● Task directions
Output the material below in full, exactly as it is.

● Data provided
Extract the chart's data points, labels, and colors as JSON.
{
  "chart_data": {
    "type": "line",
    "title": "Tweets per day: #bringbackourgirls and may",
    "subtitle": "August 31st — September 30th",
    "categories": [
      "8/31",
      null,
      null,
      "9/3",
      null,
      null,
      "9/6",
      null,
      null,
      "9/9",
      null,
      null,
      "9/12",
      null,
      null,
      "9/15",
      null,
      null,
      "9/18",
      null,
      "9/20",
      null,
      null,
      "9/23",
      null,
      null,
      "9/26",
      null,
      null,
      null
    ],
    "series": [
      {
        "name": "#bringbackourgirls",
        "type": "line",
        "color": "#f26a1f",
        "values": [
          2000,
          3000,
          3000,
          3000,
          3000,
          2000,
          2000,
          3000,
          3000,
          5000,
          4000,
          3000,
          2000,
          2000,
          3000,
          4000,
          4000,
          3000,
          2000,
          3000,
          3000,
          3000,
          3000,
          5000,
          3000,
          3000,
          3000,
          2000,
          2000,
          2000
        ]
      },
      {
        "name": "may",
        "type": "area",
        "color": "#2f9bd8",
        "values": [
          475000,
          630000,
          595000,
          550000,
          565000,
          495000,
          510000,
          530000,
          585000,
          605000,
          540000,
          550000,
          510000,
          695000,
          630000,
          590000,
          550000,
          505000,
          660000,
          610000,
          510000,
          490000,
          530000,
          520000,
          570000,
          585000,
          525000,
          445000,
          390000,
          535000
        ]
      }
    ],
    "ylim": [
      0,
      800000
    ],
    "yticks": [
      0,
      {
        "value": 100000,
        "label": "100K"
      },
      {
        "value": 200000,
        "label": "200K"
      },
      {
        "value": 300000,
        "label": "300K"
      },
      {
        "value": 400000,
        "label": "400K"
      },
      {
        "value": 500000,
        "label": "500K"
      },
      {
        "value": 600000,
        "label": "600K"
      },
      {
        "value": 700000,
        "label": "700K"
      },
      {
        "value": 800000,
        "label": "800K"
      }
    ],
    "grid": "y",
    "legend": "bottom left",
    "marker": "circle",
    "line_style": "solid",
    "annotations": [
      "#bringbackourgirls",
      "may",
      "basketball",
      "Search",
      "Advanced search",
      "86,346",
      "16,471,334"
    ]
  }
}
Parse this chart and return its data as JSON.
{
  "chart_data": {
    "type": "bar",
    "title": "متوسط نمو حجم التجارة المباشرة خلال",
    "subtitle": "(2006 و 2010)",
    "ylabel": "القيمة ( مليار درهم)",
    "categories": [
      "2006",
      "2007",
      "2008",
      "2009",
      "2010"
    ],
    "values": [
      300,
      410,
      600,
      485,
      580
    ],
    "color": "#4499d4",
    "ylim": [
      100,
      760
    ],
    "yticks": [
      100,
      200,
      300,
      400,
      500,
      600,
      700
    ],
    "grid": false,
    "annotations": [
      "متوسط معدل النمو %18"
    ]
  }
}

● Solution
Extract the chart's data points, labels, and colors as JSON.
{
  "chart_data": {
    "type": "line",
    "title": "Tweets per day: #bringbackourgirls and may",
    "subtitle": "August 31st — September 30th",
    "categories": [
      "8/31",
      null,
      null,
      "9/3",
      null,
      null,
      "9/6",
      null,
      null,
      "9/9",
      null,
      null,
      "9/12",
      null,
      null,
      "9/15",
      null,
      null,
      "9/18",
      null,
      "9/20",
      null,
      null,
      "9/23",
      null,
      null,
      "9/26",
      null,
      null,
      null
    ],
    "series": [
      {
        "name": "#bringbackourgirls",
        "type": "line",
        "color": "#f26a1f",
        "values": [
          2000,
          3000,
          3000,
          3000,
          3000,
          2000,
          2000,
          3000,
          3000,
          5000,
          4000,
          3000,
          2000,
          2000,
          3000,
          4000,
          4000,
          3000,
          2000,
          3000,
          3000,
          3000,
          3000,
          5000,
          3000,
          3000,
          3000,
          2000,
          2000,
          2000
        ]
      },
      {
        "name": "may",
        "type": "area",
        "color": "#2f9bd8",
        "values": [
          475000,
          630000,
          595000,
          550000,
          565000,
          495000,
          510000,
          530000,
          585000,
          605000,
          540000,
          550000,
          510000,
          695000,
          630000,
          590000,
          550000,
          505000,
          660000,
          610000,
          510000,
          490000,
          530000,
          520000,
          570000,
          585000,
          525000,
          445000,
          390000,
          535000
        ]
      }
    ],
    "ylim": [
      0,
      800000
    ],
    "yticks": [
      0,
      {
        "value": 100000,
        "label": "100K"
      },
      {
        "value": 200000,
        "label": "200K"
      },
      {
        "value": 300000,
        "label": "300K"
      },
      {
        "value": 400000,
        "label": "400K"
      },
      {
        "value": 500000,
        "label": "500K"
      },
      {
        "value": 600000,
        "label": "600K"
      },
      {
        "value": 700000,
        "label": "700K"
      },
      {
        "value": 800000,
        "label": "800K"
      }
    ],
    "grid": "y",
    "legend": "bottom left",
    "marker": "circle",
    "line_style": "solid",
    "annotations": [
      "#bringbackourgirls",
      "may",
      "basketball",
      "Search",
      "Advanced search",
      "86,346",
      "16,471,334"
    ]
  }
}
Parse this chart and return its data as JSON.
{
  "chart_data": {
    "type": "bar",
    "title": "متوسط نمو حجم التجارة المباشرة خلال",
    "subtitle": "(2006 و 2010)",
    "ylabel": "القيمة ( مليار درهم)",
    "categories": [
      "2006",
      "2007",
      "2008",
      "2009",
      "2010"
    ],
    "values": [
      300,
      410,
      600,
      485,
      580
    ],
    "color": "#4499d4",
    "ylim": [
      100,
      760
    ],
    "yticks": [
      100,
      200,
      300,
      400,
      500,
      600,
      700
    ],
    "grid": false,
    "annotations": [
      "متوسط معدل النمو %18"
    ]
  }
}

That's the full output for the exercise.